• _INSTRUCTIONS_
**A.** In the article on Jill Biden's San Diego visit, recast the paragraph that opens "Jacobs, a Democrat who represents" as a short bulleted list that keeps its main facts.
**B.** Pick up the article on Jill Biden's San Diego visit after its last sentence and keep writing.

• _TEXT SECTION_

====

3 Jews Had Roles in First Lady Jill Biden’s San Diego Visit

By Donald H. Harrison

Donald H. Harrison
Jill Biden
(Photo: Wikipedia)

SAN DIEGO — The visit of First Lady Dr. Jill Biden to San Diego on Friday, Feb. 3 and Saturday, Feb. 4 highlighted three members of the American Jewish community: Sara Jacobs, Gabrielle Giffords, and Steven A. Cohen.

Jacobs, a Democrat who represents San Diego in Congress, greeted Biden upon her arrival in San Diego, utilizing their time together to discuss the need for child care for military families, according to Deborah Sullivan Brennan who covered the First Lady’s trip for the San Diego Union-Tribune.  Jacobs is a member of the House Armed Services Committee.  Biden earned her doctorate in education.

====

• _INFORMATION GIVEN_
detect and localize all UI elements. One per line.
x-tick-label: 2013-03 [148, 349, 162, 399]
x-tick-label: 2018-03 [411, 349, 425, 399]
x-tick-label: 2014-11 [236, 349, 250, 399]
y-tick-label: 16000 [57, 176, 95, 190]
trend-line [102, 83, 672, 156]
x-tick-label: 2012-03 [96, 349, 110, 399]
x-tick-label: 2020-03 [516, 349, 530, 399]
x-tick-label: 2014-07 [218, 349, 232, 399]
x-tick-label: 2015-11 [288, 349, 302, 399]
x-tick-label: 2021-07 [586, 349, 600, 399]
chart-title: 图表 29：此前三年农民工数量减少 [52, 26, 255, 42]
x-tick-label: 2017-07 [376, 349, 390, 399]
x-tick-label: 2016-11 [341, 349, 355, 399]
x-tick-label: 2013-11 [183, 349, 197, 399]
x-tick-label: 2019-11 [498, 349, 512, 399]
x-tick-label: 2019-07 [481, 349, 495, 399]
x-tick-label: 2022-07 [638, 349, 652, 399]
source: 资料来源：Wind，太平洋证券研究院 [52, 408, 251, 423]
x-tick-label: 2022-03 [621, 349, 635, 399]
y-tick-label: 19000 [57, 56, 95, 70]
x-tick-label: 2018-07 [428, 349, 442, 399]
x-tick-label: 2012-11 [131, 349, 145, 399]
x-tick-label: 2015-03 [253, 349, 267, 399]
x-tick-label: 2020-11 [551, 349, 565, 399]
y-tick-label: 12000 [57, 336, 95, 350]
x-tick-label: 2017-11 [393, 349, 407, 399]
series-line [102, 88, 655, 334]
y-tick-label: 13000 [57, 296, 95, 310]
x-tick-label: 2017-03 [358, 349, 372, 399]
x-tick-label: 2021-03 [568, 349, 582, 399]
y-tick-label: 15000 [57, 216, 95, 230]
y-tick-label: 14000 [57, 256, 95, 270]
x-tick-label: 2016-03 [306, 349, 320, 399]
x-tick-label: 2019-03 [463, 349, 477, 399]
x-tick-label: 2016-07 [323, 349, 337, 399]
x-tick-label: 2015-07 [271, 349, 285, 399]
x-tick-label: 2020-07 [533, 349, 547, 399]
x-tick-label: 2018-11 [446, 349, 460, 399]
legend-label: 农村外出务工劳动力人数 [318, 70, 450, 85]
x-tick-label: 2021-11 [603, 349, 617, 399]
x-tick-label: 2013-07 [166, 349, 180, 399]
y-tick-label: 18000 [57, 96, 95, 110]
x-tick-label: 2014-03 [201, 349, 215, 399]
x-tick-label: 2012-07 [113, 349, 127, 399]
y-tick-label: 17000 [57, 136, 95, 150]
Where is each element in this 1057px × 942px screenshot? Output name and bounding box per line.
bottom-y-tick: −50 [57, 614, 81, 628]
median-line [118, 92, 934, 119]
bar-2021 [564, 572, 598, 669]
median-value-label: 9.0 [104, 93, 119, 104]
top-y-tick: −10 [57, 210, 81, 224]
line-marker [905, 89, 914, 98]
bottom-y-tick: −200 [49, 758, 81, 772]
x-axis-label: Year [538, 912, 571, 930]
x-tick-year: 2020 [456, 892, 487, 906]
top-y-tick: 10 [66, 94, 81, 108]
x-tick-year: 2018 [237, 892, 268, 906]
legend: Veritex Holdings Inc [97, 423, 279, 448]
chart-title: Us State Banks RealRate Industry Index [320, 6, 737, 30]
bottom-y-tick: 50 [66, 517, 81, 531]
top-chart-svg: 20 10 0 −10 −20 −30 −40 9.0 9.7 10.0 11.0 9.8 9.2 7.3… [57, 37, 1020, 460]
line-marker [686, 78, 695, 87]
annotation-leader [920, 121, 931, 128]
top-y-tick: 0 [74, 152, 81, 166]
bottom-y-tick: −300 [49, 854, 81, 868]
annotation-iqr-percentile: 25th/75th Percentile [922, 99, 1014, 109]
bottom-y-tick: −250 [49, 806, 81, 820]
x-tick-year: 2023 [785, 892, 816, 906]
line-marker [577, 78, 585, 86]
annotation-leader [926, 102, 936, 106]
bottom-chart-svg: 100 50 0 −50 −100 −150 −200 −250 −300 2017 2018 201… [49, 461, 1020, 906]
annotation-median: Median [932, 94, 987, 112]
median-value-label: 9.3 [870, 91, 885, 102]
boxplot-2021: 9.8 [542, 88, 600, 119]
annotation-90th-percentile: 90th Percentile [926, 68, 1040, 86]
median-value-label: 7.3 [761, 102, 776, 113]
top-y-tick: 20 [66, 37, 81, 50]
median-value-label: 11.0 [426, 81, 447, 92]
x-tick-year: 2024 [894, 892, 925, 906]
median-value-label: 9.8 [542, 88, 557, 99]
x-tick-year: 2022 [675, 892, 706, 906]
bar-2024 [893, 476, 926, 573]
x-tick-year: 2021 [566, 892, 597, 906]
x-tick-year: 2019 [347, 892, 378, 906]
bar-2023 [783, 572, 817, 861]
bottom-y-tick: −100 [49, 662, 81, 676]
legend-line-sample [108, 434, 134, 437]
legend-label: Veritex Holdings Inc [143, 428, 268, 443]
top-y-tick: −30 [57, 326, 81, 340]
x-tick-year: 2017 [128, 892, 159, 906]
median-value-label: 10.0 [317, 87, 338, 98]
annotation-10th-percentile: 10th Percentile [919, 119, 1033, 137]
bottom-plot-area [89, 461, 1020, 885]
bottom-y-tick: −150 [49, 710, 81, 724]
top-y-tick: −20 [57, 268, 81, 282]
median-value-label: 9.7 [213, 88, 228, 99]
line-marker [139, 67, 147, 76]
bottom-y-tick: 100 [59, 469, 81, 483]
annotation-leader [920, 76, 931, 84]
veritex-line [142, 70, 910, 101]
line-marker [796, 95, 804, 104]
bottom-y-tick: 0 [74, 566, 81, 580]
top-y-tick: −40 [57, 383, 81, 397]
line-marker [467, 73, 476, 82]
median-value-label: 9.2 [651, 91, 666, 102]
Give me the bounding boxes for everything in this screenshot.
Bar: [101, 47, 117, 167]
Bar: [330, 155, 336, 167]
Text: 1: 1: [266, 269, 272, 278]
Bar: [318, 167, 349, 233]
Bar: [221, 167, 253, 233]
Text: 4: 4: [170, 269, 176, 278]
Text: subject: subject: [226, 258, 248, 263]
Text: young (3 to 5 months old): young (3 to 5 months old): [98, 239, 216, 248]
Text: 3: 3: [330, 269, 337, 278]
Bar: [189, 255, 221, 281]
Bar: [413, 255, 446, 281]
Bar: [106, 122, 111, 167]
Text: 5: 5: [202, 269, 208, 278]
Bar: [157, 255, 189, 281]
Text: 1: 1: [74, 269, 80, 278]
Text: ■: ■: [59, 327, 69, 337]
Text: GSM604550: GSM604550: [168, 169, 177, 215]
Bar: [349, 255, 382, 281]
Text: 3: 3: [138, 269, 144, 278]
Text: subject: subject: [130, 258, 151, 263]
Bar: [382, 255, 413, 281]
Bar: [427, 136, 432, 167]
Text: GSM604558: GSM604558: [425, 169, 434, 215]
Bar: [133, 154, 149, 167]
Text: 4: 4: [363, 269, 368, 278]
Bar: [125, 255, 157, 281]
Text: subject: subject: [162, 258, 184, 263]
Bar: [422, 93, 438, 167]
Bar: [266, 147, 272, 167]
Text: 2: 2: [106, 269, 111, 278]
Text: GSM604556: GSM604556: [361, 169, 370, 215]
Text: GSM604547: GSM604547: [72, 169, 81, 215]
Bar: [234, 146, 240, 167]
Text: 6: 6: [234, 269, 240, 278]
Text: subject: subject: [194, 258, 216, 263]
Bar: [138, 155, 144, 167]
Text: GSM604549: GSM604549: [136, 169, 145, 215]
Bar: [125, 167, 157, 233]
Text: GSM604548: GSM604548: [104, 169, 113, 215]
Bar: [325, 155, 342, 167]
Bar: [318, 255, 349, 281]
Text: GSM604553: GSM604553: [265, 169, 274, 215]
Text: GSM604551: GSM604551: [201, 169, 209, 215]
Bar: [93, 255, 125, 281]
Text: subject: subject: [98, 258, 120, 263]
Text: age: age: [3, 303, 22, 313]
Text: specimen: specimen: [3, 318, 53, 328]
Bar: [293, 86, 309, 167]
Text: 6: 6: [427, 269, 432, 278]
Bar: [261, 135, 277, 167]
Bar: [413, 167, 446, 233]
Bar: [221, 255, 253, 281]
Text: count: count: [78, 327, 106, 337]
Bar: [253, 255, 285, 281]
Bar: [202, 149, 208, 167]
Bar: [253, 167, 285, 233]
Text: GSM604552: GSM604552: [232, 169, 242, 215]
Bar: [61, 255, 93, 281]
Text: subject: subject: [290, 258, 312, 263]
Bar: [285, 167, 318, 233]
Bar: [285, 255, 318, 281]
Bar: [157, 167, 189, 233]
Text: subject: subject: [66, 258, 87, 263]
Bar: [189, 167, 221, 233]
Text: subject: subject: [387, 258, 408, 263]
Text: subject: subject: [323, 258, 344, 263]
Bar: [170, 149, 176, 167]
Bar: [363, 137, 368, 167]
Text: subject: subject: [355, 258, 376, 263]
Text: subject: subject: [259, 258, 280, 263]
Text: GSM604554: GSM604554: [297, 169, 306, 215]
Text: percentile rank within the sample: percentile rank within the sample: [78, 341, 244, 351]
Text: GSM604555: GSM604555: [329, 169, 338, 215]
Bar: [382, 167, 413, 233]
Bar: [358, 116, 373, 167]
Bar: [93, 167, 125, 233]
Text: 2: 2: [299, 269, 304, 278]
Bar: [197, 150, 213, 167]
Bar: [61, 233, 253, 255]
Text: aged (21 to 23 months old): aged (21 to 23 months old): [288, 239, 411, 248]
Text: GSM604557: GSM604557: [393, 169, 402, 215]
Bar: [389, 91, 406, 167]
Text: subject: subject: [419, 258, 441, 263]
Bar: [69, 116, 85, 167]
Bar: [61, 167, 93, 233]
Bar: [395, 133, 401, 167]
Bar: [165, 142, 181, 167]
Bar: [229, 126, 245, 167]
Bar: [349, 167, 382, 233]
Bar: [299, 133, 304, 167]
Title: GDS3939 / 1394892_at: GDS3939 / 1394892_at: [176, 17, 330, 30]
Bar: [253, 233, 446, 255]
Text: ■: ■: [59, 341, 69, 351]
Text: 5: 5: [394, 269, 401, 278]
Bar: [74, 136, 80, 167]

====

• _ANSWERS BY ITEM_
**A.**
- Jacobs, a Democrat who represents San Diego in Congress, greeted Biden when she arrived in San Diego.
- The two used their time together to discuss the need for child care for military families, according to Deborah Sullivan Brennan, who covered the trip for the San Diego Union-Tribune.
- Jacobs serves on the House Armed Services Committee.
- Biden earned a doctorate in education.

**B.**
A few days before that meeting, Jacobs had teamed up with fellow Jewish Congresswoman Suzanne Bonamici (D-Oregon) to urge that high-quality child care and early childhood education be top priorities in the President’s Fiscal Year 2024 budget.  They urged that $390 billion be set aside for these purposes. “The child-care crisis … is preventing families from finding or affording the care and education that they and their young children need,” the congresswomen stated.  Their letter was also co-signed by 64 Democratic members of Congress.

Giffords, a former Democratic Congresswoman from Arizona who survived a 2011 assassination attempt, is the namesake of the USS Gabrielle Giffords, the tenth Littoral Combat Ship (LCS-10) to come off the line.  The ship was named in honor of Giffords’ resilience after being seriously wounded and also for her having been a supportive Navy wife of former Space Shuttle Endeavor commander Mark Kelly, who today is a Democratic U.S. Senator from Arizona.

Biden broke the ceremonial bottle of champagne over the Giffords’ bow in 2015, so while in San Diego she made a brief visit to the ship, where she served pizza to approximately 10 crew members.  Later, she helped to serve dinner to more of the ship’s crew and their family members at a dinner hosted by the Armed Services YMCA at the Admiral Kidd Club.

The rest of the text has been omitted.